* [Supplied data]:
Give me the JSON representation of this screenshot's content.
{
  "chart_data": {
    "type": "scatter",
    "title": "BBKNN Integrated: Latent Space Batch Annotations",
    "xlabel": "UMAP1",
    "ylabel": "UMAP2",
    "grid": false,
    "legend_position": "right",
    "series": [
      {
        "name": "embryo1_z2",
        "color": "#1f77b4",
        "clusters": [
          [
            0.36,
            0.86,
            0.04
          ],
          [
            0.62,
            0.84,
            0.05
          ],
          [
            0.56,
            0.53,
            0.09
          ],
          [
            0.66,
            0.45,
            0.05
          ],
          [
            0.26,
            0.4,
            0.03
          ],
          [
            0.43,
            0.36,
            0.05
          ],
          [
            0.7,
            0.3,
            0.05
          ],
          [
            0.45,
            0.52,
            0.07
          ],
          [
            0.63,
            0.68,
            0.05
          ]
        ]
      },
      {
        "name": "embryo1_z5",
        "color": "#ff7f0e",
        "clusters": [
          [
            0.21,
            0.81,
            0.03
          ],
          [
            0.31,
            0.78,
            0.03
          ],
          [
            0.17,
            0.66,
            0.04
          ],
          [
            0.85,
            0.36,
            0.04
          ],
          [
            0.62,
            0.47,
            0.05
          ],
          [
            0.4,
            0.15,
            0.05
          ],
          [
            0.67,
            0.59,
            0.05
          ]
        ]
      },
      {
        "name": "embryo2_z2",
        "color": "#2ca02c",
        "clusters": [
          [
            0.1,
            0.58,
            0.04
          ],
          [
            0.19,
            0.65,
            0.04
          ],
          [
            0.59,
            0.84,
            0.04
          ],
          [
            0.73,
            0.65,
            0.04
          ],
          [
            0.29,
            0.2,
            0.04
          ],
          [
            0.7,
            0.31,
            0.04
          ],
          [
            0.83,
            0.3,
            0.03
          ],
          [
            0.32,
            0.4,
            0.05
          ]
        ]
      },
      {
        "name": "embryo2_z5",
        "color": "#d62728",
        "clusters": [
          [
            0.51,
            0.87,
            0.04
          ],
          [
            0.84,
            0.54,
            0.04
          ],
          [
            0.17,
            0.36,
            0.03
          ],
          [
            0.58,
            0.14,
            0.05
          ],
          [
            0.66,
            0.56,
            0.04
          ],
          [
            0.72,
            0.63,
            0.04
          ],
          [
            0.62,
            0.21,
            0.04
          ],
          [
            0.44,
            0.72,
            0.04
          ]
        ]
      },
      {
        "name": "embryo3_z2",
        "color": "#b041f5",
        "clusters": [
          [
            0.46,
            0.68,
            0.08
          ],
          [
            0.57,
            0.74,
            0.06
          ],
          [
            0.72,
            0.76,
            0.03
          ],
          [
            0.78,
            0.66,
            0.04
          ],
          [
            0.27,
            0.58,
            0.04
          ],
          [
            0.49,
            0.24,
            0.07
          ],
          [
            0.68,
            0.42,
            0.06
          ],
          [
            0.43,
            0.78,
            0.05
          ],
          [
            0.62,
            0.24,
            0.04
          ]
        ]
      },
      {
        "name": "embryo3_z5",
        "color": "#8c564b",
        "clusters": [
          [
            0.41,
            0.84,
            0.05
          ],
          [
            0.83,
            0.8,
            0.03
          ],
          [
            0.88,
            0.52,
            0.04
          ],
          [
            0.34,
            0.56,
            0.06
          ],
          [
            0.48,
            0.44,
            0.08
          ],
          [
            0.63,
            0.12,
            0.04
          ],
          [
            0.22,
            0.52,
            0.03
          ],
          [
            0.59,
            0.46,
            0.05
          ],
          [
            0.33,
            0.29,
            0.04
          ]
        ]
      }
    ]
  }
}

* [Task]: Scan the lines for the string "name". Copy out each line that matches.

* [Reply to the exercise]:
        "name": "embryo1_z2",
        "name": "embryo1_z5",
        "name": "embryo2_z2",
        "name": "embryo2_z5",
        "name": "embryo3_z2",
        "name": "embryo3_z5",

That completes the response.